**Instructions to follow:**
Of the lines in the listing below, how many hold "ENTRY"? Answer with the number only.

━━ Exercise input

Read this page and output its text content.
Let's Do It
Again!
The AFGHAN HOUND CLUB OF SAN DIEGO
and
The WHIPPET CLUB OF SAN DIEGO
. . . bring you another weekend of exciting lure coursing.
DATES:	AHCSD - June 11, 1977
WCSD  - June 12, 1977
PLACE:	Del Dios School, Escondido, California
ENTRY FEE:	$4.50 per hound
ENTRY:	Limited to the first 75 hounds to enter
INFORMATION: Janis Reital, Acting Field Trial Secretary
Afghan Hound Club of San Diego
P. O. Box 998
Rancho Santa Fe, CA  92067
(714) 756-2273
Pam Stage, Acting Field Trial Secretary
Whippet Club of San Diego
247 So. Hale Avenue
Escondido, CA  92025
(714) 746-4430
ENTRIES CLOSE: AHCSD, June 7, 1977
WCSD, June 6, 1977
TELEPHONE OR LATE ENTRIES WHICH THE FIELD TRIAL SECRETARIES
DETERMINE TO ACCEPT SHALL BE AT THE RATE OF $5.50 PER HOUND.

━━━━

**Answer in full:**
2